Stored records
○ ○ ○ ○ ○

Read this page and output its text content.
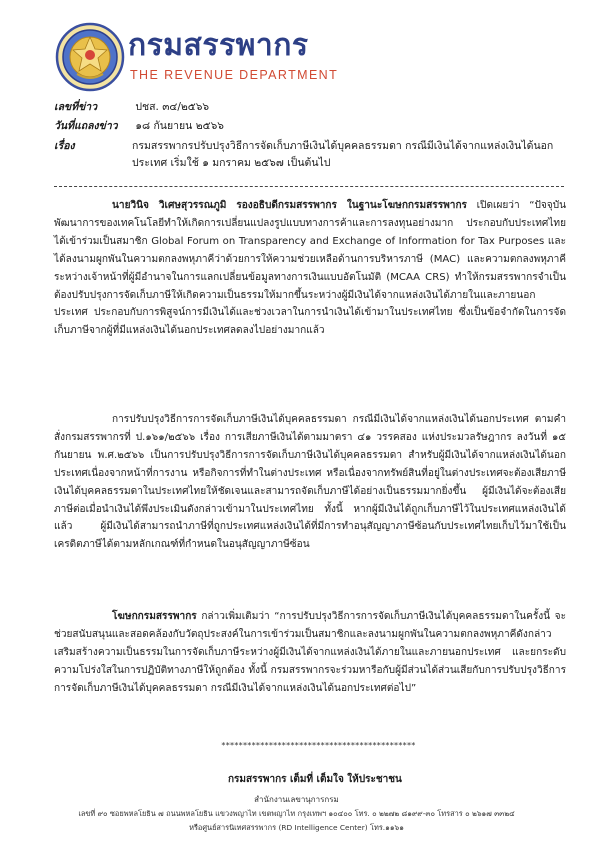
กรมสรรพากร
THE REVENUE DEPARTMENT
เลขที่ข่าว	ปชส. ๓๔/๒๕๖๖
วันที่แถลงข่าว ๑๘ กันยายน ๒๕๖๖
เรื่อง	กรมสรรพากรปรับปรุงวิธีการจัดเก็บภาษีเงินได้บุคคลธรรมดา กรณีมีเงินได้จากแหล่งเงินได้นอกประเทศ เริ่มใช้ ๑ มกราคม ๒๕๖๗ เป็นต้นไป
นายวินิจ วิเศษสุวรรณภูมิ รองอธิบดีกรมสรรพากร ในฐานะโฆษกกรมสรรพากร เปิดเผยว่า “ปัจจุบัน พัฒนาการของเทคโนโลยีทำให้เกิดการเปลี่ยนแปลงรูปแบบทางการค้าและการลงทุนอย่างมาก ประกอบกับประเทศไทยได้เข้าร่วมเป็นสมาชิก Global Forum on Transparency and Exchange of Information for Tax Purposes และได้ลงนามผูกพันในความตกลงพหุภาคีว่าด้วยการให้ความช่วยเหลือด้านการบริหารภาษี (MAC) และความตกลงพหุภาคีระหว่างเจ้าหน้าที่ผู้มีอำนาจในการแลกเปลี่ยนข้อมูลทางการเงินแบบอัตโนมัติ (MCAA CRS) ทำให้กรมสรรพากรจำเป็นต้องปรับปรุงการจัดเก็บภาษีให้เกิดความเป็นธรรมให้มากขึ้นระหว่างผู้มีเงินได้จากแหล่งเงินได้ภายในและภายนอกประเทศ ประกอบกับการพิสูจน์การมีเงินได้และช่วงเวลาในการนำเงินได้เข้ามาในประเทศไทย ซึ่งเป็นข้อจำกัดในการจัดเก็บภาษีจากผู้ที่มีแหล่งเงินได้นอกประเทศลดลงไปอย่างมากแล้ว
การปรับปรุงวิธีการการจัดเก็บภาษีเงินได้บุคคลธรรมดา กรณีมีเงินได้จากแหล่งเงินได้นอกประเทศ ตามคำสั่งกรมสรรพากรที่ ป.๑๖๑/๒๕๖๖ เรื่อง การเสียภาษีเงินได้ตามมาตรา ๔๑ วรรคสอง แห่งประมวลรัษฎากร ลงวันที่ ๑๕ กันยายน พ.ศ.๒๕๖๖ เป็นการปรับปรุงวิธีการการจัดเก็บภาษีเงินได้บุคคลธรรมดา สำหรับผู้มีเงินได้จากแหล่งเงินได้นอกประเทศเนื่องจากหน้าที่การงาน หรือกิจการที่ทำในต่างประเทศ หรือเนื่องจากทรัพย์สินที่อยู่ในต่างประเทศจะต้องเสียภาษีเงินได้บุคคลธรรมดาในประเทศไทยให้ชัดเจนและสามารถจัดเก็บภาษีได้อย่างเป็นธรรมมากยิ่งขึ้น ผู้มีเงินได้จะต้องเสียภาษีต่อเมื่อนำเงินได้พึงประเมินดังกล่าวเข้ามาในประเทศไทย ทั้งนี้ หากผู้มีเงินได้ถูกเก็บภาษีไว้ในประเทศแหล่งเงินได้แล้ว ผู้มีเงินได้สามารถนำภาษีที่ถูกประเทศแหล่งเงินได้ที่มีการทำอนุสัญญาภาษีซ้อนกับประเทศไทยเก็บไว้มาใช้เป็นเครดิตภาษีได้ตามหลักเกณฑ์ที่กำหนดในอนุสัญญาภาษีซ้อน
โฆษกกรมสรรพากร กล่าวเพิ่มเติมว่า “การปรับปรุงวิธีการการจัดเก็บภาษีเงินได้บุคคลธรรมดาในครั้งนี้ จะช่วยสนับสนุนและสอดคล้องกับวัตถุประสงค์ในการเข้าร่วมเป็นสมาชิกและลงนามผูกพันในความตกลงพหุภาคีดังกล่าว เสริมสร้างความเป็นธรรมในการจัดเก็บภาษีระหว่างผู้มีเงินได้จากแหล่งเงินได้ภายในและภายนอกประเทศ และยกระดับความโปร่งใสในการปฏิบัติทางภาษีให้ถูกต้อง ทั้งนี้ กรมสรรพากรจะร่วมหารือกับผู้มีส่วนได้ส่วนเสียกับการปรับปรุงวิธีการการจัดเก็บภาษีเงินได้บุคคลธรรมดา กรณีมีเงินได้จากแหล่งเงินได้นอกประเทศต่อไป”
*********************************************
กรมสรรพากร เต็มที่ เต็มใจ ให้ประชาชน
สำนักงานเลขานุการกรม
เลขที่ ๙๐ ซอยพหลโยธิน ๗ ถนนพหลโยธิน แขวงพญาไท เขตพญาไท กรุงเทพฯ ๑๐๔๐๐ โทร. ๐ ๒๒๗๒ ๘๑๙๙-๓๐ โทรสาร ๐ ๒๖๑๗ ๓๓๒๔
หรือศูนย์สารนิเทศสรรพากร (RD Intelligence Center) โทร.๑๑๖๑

○ ○ ○ ○ ○

*Written exercise*. Give back each entry exactly as it appears, with no pictures.

*Result of this exercise*.
Read this page and output its text content.
กรมสรรพากร
THE REVENUE DEPARTMENT
เลขที่ข่าว	ปชส. ๓๔/๒๕๖๖
วันที่แถลงข่าว ๑๘ กันยายน ๒๕๖๖
เรื่อง	กรมสรรพากรปรับปรุงวิธีการจัดเก็บภาษีเงินได้บุคคลธรรมดา กรณีมีเงินได้จากแหล่งเงินได้นอกประเทศ เริ่มใช้ ๑ มกราคม ๒๕๖๗ เป็นต้นไป
นายวินิจ วิเศษสุวรรณภูมิ รองอธิบดีกรมสรรพากร ในฐานะโฆษกกรมสรรพากร เปิดเผยว่า “ปัจจุบัน พัฒนาการของเทคโนโลยีทำให้เกิดการเปลี่ยนแปลงรูปแบบทางการค้าและการลงทุนอย่างมาก ประกอบกับประเทศไทยได้เข้าร่วมเป็นสมาชิก Global Forum on Transparency and Exchange of Information for Tax Purposes และได้ลงนามผูกพันในความตกลงพหุภาคีว่าด้วยการให้ความช่วยเหลือด้านการบริหารภาษี (MAC) และความตกลงพหุภาคีระหว่างเจ้าหน้าที่ผู้มีอำนาจในการแลกเปลี่ยนข้อมูลทางการเงินแบบอัตโนมัติ (MCAA CRS) ทำให้กรมสรรพากรจำเป็นต้องปรับปรุงการจัดเก็บภาษีให้เกิดความเป็นธรรมให้มากขึ้นระหว่างผู้มีเงินได้จากแหล่งเงินได้ภายในและภายนอกประเทศ ประกอบกับการพิสูจน์การมีเงินได้และช่วงเวลาในการนำเงินได้เข้ามาในประเทศไทย ซึ่งเป็นข้อจำกัดในการจัดเก็บภาษีจากผู้ที่มีแหล่งเงินได้นอกประเทศลดลงไปอย่างมากแล้ว
การปรับปรุงวิธีการการจัดเก็บภาษีเงินได้บุคคลธรรมดา กรณีมีเงินได้จากแหล่งเงินได้นอกประเทศ ตามคำสั่งกรมสรรพากรที่ ป.๑๖๑/๒๕๖๖ เรื่อง การเสียภาษีเงินได้ตามมาตรา ๔๑ วรรคสอง แห่งประมวลรัษฎากร ลงวันที่ ๑๕ กันยายน พ.ศ.๒๕๖๖ เป็นการปรับปรุงวิธีการการจัดเก็บภาษีเงินได้บุคคลธรรมดา สำหรับผู้มีเงินได้จากแหล่งเงินได้นอกประเทศเนื่องจากหน้าที่การงาน หรือกิจการที่ทำในต่างประเทศ หรือเนื่องจากทรัพย์สินที่อยู่ในต่างประเทศจะต้องเสียภาษีเงินได้บุคคลธรรมดาในประเทศไทยให้ชัดเจนและสามารถจัดเก็บภาษีได้อย่างเป็นธรรมมากยิ่งขึ้น ผู้มีเงินได้จะต้องเสียภาษีต่อเมื่อนำเงินได้พึงประเมินดังกล่าวเข้ามาในประเทศไทย ทั้งนี้ หากผู้มีเงินได้ถูกเก็บภาษีไว้ในประเทศแหล่งเงินได้แล้ว ผู้มีเงินได้สามารถนำภาษีที่ถูกประเทศแหล่งเงินได้ที่มีการทำอนุสัญญาภาษีซ้อนกับประเทศไทยเก็บไว้มาใช้เป็นเครดิตภาษีได้ตามหลักเกณฑ์ที่กำหนดในอนุสัญญาภาษีซ้อน
โฆษกกรมสรรพากร กล่าวเพิ่มเติมว่า “การปรับปรุงวิธีการการจัดเก็บภาษีเงินได้บุคคลธรรมดาในครั้งนี้ จะช่วยสนับสนุนและสอดคล้องกับวัตถุประสงค์ในการเข้าร่วมเป็นสมาชิกและลงนามผูกพันในความตกลงพหุภาคีดังกล่าว เสริมสร้างความเป็นธรรมในการจัดเก็บภาษีระหว่างผู้มีเงินได้จากแหล่งเงินได้ภายในและภายนอกประเทศ และยกระดับความโปร่งใสในการปฏิบัติทางภาษีให้ถูกต้อง ทั้งนี้ กรมสรรพากรจะร่วมหารือกับผู้มีส่วนได้ส่วนเสียกับการปรับปรุงวิธีการการจัดเก็บภาษีเงินได้บุคคลธรรมดา กรณีมีเงินได้จากแหล่งเงินได้นอกประเทศต่อไป”
*********************************************
กรมสรรพากร เต็มที่ เต็มใจ ให้ประชาชน
สำนักงานเลขานุการกรม
เลขที่ ๙๐ ซอยพหลโยธิน ๗ ถนนพหลโยธิน แขวงพญาไท เขตพญาไท กรุงเทพฯ ๑๐๔๐๐ โทร. ๐ ๒๒๗๒ ๘๑๙๙-๓๐ โทรสาร ๐ ๒๖๑๗ ๓๓๒๔
หรือศูนย์สารนิเทศสรรพากร (RD Intelligence Center) โทร.๑๑๖๑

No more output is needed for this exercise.